Dataset records:
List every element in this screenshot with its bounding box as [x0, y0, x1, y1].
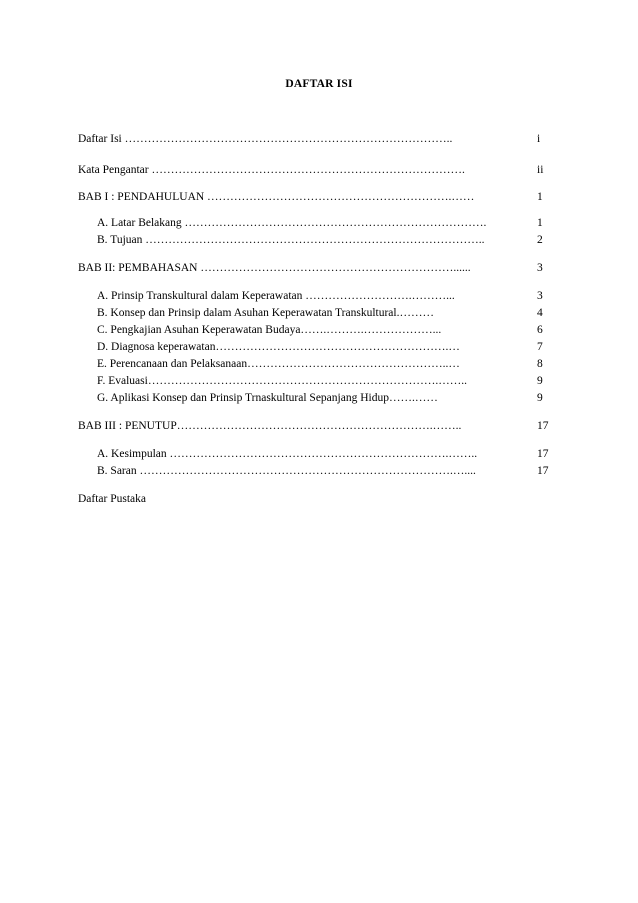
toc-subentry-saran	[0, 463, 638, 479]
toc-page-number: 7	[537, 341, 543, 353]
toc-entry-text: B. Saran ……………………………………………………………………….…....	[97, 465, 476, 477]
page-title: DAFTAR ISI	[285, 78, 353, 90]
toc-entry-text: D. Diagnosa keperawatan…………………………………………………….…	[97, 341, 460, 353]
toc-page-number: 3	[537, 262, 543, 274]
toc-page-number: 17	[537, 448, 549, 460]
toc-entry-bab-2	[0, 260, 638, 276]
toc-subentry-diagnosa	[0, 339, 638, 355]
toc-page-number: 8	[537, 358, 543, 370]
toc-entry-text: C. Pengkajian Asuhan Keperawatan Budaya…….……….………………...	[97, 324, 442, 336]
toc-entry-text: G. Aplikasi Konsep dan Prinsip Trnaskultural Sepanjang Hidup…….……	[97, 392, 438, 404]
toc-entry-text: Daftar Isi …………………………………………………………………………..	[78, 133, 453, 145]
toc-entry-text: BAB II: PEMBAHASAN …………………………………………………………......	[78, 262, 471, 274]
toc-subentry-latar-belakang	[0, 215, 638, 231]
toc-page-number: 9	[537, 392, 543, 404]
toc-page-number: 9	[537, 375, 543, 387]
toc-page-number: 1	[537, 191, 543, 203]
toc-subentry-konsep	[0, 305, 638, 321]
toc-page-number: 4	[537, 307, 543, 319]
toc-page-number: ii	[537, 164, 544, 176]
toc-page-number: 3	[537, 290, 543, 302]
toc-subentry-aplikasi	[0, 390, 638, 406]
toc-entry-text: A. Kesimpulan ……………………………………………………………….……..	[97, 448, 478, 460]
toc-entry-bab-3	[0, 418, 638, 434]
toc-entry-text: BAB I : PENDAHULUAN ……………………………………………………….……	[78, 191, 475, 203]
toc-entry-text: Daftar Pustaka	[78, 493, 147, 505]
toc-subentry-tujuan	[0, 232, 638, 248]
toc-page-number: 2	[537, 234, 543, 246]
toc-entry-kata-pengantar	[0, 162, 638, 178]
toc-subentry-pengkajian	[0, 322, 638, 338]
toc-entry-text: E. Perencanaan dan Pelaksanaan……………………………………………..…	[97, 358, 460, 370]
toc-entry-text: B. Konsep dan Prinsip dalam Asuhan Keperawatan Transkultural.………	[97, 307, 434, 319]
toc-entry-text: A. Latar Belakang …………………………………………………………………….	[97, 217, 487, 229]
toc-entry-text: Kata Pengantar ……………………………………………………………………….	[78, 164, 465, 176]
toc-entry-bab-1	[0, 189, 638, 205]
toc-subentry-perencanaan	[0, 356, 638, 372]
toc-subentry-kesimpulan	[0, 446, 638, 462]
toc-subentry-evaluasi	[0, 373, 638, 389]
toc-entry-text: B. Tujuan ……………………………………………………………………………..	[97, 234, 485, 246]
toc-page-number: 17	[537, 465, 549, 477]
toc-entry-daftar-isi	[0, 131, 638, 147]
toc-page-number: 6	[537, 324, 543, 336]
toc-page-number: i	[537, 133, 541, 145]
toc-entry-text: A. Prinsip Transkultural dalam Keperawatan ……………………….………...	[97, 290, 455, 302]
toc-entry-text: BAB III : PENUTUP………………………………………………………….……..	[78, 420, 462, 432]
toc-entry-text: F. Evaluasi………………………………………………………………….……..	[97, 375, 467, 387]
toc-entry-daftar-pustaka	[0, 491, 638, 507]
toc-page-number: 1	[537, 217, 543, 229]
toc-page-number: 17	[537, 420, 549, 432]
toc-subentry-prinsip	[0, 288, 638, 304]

* * *

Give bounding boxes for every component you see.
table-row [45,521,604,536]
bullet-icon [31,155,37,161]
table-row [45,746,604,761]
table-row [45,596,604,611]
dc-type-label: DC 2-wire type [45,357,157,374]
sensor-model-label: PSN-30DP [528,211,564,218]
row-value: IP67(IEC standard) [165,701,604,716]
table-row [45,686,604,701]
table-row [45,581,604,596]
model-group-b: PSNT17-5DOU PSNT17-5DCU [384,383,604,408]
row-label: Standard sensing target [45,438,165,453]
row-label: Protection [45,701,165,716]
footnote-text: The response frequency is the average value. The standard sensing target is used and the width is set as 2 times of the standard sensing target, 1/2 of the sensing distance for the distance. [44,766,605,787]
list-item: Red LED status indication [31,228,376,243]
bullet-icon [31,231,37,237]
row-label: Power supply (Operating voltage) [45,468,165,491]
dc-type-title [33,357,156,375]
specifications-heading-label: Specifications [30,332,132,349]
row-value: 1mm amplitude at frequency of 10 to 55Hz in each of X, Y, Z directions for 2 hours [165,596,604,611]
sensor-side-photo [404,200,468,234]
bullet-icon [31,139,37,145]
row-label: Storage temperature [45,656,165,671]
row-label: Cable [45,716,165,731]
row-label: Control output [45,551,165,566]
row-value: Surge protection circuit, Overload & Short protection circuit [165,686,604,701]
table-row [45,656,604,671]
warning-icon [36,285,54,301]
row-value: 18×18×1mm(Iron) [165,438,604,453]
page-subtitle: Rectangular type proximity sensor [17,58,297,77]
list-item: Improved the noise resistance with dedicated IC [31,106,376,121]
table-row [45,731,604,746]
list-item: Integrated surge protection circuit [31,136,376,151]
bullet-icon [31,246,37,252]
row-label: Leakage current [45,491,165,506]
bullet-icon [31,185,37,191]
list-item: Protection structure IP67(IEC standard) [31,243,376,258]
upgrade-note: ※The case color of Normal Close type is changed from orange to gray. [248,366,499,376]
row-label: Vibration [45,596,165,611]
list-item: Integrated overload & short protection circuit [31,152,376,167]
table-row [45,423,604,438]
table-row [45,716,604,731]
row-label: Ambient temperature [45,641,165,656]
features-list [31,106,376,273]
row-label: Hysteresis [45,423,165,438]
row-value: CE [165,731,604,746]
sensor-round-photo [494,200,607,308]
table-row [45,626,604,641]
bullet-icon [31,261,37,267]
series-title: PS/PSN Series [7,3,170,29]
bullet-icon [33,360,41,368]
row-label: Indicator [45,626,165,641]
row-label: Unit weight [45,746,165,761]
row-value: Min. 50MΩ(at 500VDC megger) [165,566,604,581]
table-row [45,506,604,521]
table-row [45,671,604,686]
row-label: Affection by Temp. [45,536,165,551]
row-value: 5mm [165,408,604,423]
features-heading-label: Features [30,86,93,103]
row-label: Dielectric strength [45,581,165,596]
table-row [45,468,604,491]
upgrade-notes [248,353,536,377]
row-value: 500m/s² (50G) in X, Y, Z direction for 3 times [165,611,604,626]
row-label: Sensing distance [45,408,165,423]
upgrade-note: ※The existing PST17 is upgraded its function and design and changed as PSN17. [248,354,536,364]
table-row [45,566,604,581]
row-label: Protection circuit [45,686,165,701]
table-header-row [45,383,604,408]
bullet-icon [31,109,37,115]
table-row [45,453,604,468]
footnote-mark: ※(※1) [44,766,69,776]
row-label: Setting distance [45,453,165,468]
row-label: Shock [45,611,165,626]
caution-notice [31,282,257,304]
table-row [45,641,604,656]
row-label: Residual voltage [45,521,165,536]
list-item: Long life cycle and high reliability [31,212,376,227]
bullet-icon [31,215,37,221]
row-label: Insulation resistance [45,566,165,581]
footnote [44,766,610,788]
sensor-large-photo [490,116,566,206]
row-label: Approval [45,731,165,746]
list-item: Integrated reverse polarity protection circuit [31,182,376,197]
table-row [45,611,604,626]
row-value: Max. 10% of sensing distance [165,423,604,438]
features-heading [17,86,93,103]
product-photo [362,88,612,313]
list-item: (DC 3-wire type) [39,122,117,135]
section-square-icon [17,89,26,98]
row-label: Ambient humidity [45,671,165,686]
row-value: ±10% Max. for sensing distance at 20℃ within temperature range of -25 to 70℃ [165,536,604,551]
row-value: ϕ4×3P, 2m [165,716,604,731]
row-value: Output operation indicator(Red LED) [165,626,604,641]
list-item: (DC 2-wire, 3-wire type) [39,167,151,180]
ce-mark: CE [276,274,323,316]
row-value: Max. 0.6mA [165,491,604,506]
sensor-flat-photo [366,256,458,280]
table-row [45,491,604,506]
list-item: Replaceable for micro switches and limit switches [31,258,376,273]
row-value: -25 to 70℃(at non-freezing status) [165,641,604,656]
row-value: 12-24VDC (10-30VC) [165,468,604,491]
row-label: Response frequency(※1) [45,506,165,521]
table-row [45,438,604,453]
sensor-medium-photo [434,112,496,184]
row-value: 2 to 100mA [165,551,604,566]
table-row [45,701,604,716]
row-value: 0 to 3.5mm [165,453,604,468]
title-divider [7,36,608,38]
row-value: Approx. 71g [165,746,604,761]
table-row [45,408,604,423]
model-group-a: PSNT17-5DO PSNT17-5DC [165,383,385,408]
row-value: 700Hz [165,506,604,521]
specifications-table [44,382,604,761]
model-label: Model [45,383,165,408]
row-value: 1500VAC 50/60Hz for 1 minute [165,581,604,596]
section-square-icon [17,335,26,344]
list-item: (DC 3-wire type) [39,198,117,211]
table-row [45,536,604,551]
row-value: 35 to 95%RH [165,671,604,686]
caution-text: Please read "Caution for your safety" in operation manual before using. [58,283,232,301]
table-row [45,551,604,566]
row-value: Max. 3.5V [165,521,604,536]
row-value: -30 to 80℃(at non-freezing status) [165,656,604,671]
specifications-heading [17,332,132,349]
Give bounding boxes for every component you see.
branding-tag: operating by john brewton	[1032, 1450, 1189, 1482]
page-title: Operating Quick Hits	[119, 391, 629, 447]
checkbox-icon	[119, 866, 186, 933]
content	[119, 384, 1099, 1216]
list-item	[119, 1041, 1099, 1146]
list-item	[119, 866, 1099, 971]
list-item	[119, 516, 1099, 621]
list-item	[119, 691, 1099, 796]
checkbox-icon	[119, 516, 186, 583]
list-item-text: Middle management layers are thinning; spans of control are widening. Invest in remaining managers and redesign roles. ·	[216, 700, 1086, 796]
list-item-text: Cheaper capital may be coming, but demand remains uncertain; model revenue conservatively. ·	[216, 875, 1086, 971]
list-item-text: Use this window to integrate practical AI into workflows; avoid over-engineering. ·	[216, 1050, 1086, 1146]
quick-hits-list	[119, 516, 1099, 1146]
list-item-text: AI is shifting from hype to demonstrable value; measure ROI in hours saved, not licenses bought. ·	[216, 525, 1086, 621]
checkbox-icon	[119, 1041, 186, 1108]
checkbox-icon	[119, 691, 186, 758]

INSTRUCTIONS FOR THE TASK:
Copy out the data lines from the one containing "463, 638, 479]" through the one containing "toc-entry-text: D. Diagnosa", inclusive.

OUTPUT FOR THIS TASK:
toc-subentry-saran	[0, 463, 638, 479]
toc-page-number: 7	[537, 341, 543, 353]
toc-entry-text: B. Saran ……………………………………………………………………….…....	[97, 465, 476, 477]
page-title: DAFTAR ISI	[285, 78, 353, 90]
toc-entry-text: D. Diagnosa keperawatan…………………………………………………….…	[97, 341, 460, 353]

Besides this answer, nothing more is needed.